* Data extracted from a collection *

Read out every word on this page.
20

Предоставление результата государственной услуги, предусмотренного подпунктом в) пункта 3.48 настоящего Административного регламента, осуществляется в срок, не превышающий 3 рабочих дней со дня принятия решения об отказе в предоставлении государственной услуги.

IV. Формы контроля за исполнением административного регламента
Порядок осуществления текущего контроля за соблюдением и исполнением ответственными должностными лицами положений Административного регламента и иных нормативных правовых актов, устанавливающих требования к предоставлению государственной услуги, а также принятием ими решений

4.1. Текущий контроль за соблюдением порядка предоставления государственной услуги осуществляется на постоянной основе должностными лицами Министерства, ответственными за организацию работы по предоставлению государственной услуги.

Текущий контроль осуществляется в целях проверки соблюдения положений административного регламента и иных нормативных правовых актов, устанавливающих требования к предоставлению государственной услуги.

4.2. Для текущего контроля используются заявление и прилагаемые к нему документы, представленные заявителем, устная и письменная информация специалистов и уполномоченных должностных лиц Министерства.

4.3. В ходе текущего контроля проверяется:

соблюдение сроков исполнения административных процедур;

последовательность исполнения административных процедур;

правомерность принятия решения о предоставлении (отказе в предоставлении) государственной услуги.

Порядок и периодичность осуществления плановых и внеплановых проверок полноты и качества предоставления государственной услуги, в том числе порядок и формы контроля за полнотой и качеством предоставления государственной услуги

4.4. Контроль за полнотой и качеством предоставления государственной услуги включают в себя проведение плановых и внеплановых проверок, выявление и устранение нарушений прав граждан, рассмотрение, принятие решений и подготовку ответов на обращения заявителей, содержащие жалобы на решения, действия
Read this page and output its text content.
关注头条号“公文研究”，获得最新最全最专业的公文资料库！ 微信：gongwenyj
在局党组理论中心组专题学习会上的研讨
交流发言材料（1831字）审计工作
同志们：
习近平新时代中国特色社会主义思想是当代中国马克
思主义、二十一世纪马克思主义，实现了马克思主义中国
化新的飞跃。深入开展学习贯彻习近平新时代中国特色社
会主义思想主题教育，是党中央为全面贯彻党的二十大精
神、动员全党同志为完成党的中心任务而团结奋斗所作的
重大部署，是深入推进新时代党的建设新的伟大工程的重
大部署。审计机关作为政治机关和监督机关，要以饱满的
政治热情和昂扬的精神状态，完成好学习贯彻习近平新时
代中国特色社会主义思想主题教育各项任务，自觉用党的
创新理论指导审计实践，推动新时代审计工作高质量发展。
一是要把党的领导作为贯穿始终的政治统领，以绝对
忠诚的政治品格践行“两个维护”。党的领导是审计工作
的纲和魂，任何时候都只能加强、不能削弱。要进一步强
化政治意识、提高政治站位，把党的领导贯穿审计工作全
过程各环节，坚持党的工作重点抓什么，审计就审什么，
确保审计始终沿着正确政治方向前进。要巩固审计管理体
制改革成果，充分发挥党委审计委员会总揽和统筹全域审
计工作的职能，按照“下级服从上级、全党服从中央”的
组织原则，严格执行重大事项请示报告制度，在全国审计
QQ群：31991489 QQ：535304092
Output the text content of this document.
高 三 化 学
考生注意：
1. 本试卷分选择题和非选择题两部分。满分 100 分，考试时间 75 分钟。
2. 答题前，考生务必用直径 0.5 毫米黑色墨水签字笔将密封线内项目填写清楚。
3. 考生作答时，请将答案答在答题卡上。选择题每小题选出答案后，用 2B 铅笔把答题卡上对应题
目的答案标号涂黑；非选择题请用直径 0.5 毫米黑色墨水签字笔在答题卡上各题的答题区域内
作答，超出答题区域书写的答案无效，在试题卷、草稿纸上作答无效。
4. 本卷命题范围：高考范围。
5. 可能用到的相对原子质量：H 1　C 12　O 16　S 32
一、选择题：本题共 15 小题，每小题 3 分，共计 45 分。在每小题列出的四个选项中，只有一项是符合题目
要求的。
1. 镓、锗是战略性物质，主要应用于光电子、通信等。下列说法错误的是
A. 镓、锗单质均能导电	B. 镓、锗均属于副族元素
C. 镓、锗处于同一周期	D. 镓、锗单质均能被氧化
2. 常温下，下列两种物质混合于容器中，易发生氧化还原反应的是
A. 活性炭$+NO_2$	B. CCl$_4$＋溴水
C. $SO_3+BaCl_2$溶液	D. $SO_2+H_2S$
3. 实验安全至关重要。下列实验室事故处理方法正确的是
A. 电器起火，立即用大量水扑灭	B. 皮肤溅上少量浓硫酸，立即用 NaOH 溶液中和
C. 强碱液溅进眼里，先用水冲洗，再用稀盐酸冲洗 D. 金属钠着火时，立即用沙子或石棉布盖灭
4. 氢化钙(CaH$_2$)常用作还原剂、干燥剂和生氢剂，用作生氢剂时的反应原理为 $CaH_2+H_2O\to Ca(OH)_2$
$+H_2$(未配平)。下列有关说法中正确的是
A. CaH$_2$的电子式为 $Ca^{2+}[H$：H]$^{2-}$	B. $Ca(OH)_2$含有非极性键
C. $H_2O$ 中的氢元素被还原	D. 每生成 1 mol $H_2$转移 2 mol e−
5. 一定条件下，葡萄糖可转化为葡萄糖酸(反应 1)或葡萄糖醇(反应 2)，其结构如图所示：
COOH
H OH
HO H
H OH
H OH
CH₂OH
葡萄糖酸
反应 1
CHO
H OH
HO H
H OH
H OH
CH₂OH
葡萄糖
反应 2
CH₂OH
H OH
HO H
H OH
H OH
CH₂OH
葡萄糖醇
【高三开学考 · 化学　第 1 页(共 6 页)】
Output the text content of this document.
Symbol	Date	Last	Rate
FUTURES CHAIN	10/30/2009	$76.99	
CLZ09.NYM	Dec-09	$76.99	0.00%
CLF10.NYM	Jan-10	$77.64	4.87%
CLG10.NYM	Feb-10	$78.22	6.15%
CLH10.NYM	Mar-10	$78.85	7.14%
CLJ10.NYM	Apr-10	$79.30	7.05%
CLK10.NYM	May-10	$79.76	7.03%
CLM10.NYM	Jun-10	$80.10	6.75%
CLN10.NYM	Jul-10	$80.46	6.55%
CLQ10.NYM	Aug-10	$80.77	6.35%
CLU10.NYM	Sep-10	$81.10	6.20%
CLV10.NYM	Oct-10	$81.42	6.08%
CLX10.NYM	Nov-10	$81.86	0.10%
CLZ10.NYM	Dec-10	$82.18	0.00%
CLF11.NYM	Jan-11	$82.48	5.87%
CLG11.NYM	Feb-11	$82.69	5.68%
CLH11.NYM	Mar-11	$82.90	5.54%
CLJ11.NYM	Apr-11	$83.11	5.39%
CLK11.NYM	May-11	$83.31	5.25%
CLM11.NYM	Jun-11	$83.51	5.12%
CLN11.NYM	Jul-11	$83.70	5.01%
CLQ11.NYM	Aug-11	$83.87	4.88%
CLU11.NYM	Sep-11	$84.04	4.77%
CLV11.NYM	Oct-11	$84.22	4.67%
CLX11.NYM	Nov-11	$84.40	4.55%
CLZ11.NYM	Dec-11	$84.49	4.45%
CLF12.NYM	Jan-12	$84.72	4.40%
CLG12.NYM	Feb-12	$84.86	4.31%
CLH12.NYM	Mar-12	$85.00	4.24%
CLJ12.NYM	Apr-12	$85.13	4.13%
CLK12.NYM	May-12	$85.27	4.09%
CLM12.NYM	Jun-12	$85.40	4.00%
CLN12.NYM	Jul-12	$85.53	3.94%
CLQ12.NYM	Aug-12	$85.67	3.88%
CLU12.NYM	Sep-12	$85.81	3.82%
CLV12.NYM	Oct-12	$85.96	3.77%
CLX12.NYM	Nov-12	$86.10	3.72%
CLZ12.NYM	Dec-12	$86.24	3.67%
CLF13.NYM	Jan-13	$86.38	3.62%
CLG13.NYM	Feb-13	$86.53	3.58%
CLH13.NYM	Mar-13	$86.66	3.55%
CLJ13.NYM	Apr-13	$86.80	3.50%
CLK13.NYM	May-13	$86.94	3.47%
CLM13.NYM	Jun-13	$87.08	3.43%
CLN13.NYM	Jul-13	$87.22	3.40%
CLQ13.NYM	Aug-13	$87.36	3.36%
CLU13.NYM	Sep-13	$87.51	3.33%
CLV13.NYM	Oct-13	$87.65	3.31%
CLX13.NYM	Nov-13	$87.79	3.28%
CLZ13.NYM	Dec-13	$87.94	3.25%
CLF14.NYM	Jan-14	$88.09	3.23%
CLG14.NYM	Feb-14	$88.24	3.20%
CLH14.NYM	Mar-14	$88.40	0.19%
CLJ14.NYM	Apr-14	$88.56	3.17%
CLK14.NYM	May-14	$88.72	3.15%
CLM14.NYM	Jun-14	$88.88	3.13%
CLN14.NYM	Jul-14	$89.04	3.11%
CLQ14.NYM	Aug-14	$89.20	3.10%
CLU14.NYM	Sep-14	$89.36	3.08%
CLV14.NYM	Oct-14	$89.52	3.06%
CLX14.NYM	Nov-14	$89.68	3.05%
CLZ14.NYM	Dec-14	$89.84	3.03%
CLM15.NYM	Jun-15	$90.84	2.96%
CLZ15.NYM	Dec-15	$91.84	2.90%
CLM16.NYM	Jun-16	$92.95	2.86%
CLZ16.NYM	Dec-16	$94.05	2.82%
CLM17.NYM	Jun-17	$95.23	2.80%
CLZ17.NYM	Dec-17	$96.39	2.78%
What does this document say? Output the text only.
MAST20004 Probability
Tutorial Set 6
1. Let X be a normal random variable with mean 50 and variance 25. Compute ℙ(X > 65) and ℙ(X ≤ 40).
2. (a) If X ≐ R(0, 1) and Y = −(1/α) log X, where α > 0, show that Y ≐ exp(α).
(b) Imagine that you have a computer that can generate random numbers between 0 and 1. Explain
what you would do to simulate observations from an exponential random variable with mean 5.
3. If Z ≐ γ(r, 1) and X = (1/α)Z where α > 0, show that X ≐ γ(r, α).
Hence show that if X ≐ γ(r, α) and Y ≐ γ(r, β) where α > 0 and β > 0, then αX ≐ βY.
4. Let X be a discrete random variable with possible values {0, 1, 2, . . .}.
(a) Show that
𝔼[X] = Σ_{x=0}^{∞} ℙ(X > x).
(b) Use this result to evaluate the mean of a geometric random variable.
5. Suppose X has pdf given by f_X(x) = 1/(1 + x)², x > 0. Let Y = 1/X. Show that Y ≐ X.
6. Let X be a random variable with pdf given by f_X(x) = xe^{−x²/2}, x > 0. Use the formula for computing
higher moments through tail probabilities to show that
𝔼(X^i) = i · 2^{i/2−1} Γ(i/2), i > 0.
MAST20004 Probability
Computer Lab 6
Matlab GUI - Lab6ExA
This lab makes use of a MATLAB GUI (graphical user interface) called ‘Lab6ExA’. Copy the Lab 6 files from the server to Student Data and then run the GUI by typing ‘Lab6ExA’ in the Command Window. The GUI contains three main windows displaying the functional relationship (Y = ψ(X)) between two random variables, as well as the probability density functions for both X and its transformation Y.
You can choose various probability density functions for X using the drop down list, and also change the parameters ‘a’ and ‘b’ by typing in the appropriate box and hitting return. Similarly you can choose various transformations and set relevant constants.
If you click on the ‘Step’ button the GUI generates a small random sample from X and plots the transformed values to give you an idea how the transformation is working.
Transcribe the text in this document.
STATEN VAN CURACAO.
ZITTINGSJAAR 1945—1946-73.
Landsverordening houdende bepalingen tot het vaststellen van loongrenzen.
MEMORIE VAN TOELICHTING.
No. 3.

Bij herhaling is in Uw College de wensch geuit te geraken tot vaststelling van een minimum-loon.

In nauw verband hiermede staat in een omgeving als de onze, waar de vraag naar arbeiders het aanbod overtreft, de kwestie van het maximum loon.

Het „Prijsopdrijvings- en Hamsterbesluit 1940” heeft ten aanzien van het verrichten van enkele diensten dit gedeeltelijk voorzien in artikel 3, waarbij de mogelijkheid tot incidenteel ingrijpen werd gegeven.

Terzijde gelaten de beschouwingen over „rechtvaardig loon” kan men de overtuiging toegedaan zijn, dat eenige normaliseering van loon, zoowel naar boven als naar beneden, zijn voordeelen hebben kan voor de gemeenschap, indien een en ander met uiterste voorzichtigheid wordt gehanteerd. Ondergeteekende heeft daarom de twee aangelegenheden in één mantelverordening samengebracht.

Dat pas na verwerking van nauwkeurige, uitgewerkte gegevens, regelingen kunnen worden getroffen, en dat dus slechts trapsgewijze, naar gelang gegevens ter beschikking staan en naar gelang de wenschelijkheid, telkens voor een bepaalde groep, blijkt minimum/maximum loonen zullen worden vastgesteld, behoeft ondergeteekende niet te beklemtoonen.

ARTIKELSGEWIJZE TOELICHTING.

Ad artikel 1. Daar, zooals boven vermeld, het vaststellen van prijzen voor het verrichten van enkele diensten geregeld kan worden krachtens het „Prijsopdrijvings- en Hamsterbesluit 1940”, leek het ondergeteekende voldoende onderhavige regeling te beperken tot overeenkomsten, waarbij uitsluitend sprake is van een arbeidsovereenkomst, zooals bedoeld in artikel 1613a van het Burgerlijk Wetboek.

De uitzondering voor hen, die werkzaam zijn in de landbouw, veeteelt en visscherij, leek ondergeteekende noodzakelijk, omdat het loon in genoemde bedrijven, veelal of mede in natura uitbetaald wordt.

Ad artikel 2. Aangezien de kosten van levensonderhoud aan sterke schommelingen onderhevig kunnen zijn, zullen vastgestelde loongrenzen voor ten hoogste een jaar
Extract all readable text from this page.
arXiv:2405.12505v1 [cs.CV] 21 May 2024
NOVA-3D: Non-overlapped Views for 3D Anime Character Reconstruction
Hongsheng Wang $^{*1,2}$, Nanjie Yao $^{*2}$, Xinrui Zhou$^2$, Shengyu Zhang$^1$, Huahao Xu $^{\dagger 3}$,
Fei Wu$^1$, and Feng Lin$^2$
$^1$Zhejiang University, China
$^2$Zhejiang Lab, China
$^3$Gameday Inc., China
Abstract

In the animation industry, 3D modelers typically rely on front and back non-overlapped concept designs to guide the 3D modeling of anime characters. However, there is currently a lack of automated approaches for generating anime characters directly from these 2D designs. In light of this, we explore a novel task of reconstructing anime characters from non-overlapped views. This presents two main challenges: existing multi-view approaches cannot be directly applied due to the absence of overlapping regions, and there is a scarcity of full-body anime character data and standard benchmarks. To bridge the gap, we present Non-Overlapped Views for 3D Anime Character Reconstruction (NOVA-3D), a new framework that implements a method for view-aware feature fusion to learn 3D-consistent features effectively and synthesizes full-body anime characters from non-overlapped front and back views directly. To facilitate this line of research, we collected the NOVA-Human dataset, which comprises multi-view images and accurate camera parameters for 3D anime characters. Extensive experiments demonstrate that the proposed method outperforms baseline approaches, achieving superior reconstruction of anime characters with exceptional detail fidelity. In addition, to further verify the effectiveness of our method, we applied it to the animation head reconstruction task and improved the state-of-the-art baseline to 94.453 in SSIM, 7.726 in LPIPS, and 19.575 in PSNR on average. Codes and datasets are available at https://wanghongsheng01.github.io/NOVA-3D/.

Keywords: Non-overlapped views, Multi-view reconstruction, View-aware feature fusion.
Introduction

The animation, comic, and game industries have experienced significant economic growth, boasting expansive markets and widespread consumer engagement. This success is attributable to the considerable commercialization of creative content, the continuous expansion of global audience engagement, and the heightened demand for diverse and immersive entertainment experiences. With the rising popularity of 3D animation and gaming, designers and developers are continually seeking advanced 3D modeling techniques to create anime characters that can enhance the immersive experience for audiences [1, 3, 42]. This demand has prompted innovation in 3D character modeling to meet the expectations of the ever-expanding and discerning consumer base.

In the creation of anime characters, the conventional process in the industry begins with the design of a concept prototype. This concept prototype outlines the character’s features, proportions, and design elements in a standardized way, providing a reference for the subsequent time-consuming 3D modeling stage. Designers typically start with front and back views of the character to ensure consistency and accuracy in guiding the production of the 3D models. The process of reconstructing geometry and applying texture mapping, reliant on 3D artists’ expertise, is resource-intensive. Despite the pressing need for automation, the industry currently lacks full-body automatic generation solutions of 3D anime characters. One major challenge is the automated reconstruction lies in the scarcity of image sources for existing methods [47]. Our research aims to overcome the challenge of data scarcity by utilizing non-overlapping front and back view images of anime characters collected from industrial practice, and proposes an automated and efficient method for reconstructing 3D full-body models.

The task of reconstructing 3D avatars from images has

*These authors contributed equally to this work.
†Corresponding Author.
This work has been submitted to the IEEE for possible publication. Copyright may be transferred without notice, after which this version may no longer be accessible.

* REQUIREMENT *
Scan the records above for the string "процедур", then report every line that contains it.

* ANSWER TO THIS PROBLEM *
соблюдение сроков исполнения административных процедур;
последовательность исполнения административных процедур;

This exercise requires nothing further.